__Task directions__.
Copy every line of the records below where the word "title" occurs.

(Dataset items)
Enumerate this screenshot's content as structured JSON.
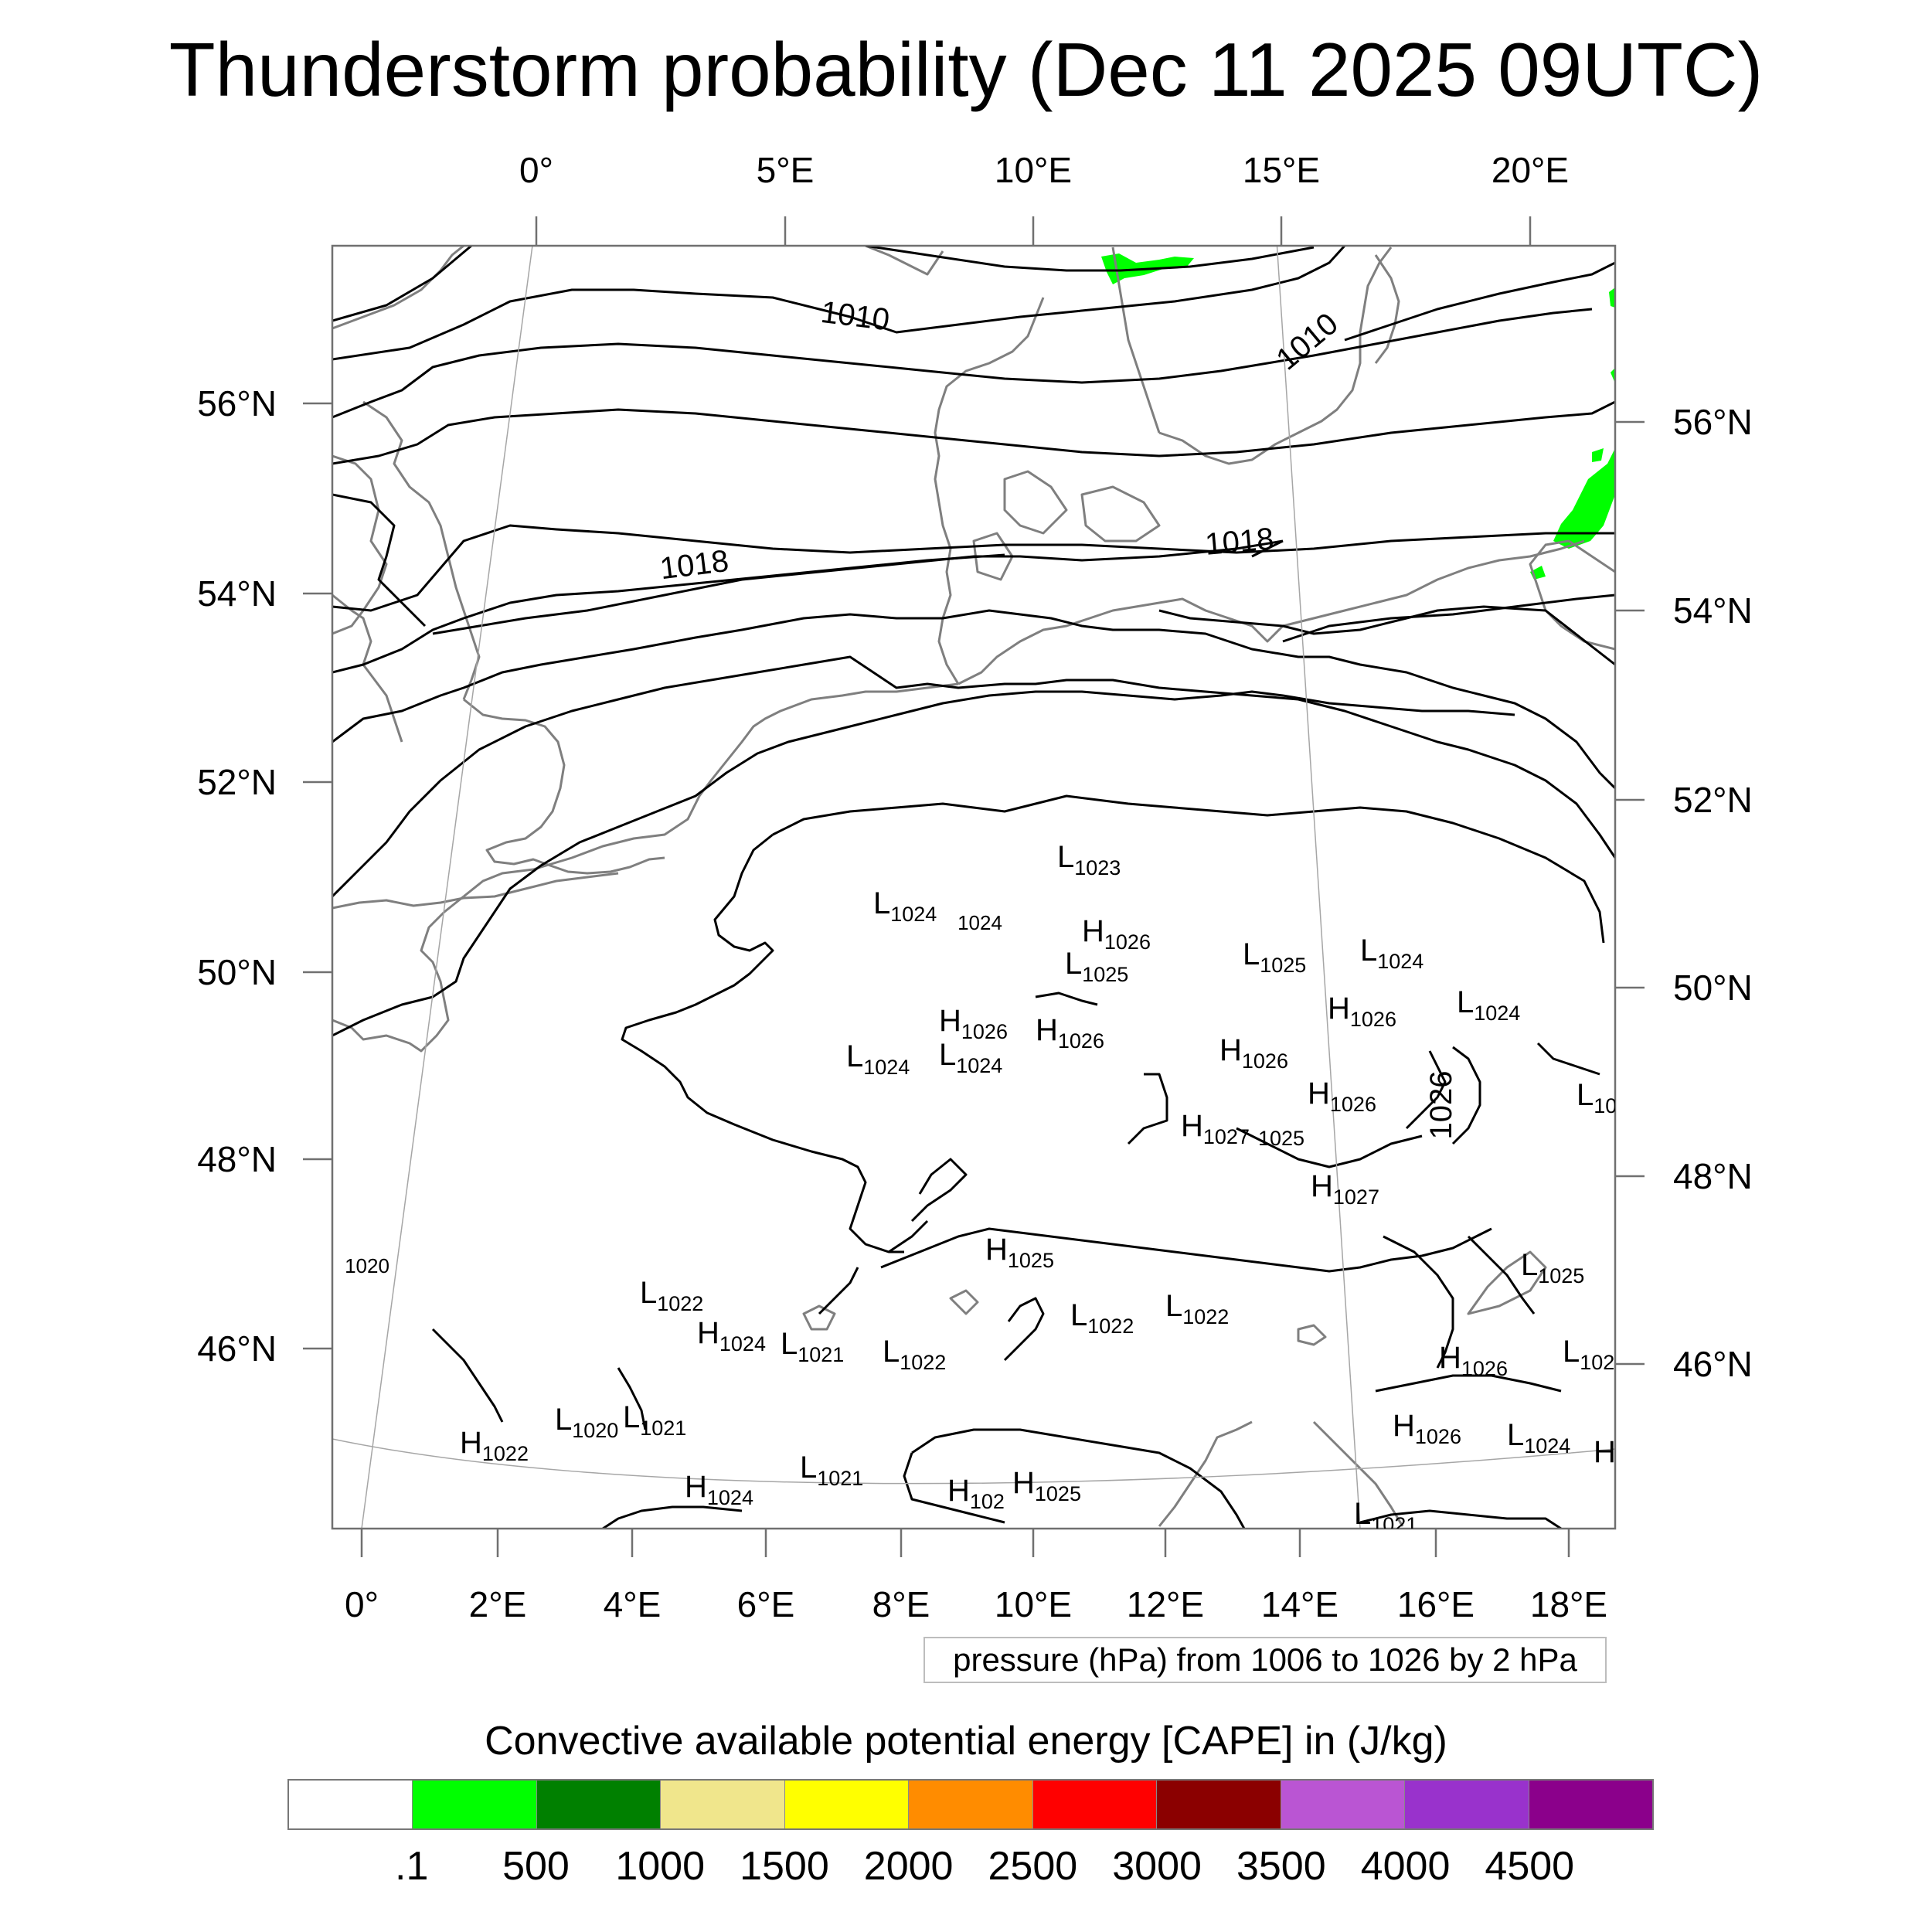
{
  "title": "Thunderstorm probability (Dec 11 2025 09UTC)",
  "map": {
    "top_lon_labels": [
      "0°",
      "5°E",
      "10°E",
      "15°E",
      "20°E"
    ],
    "bottom_lon_labels": [
      "0°",
      "2°E",
      "4°E",
      "6°E",
      "8°E",
      "10°E",
      "12°E",
      "14°E",
      "16°E",
      "18°E"
    ],
    "left_lat_labels": [
      "56°N",
      "54°N",
      "52°N",
      "50°N",
      "48°N",
      "46°N"
    ],
    "right_lat_labels": [
      "56°N",
      "54°N",
      "52°N",
      "50°N",
      "48°N",
      "46°N"
    ],
    "contour_labels": [
      "1010",
      "1010",
      "1018",
      "1018",
      "1026",
      "1020",
      "1024"
    ],
    "pressure_centers": [
      {
        "type": "L",
        "value": "1023"
      },
      {
        "type": "L",
        "value": "1024"
      },
      {
        "type": "H",
        "value": "1026"
      },
      {
        "type": "L",
        "value": "1025"
      },
      {
        "type": "L",
        "value": "1025"
      },
      {
        "type": "L",
        "value": "1024"
      },
      {
        "type": "L",
        "value": "1024"
      },
      {
        "type": "H",
        "value": "1026"
      },
      {
        "type": "L",
        "value": "1024"
      },
      {
        "type": "H",
        "value": "1026"
      },
      {
        "type": "H",
        "value": "1026"
      },
      {
        "type": "H",
        "value": "1026"
      },
      {
        "type": "L",
        "value": "1024"
      },
      {
        "type": "H",
        "value": "1026"
      },
      {
        "type": "L",
        "value": "10"
      },
      {
        "type": "H",
        "value": "1027"
      },
      {
        "type": "",
        "value": "1025"
      },
      {
        "type": "H",
        "value": "1027"
      },
      {
        "type": "H",
        "value": "1025"
      },
      {
        "type": "L",
        "value": "1025"
      },
      {
        "type": "L",
        "value": "1022"
      },
      {
        "type": "L",
        "value": "1022"
      },
      {
        "type": "L",
        "value": "1022"
      },
      {
        "type": "H",
        "value": "1024"
      },
      {
        "type": "L",
        "value": "1021"
      },
      {
        "type": "L",
        "value": "1022"
      },
      {
        "type": "H",
        "value": "1026"
      },
      {
        "type": "L",
        "value": "102"
      },
      {
        "type": "L",
        "value": "1020"
      },
      {
        "type": "L",
        "value": "1021"
      },
      {
        "type": "H",
        "value": "1022"
      },
      {
        "type": "H",
        "value": "1026"
      },
      {
        "type": "L",
        "value": "1024"
      },
      {
        "type": "H",
        "value": ""
      },
      {
        "type": "L",
        "value": "1021"
      },
      {
        "type": "H",
        "value": "1024"
      },
      {
        "type": "H",
        "value": "102"
      },
      {
        "type": "H",
        "value": "1025"
      },
      {
        "type": "L",
        "value": "1021"
      }
    ]
  },
  "pressure_note": "pressure (hPa) from 1006 to 1026 by 2 hPa",
  "cape": {
    "title": "Convective available potential energy [CAPE] in (J/kg)",
    "colors": [
      "#ffffff",
      "#00ff00",
      "#008000",
      "#f0e68c",
      "#ffff00",
      "#ff8c00",
      "#ff0000",
      "#8b0000",
      "#ba55d3",
      "#9932cc",
      "#8b008b"
    ],
    "labels": [
      ".1",
      "500",
      "1000",
      "1500",
      "2000",
      "2500",
      "3000",
      "3500",
      "4000",
      "4500"
    ]
  },
  "colors": {
    "coastline": "#7f7f7f",
    "contour": "#000000",
    "cape_green": "#00ff00"
  }
}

__Task response__.
  "title": "Thunderstorm probability (Dec 11 2025 09UTC)",
    "title": "Convective available potential energy [CAPE] in (J/kg)",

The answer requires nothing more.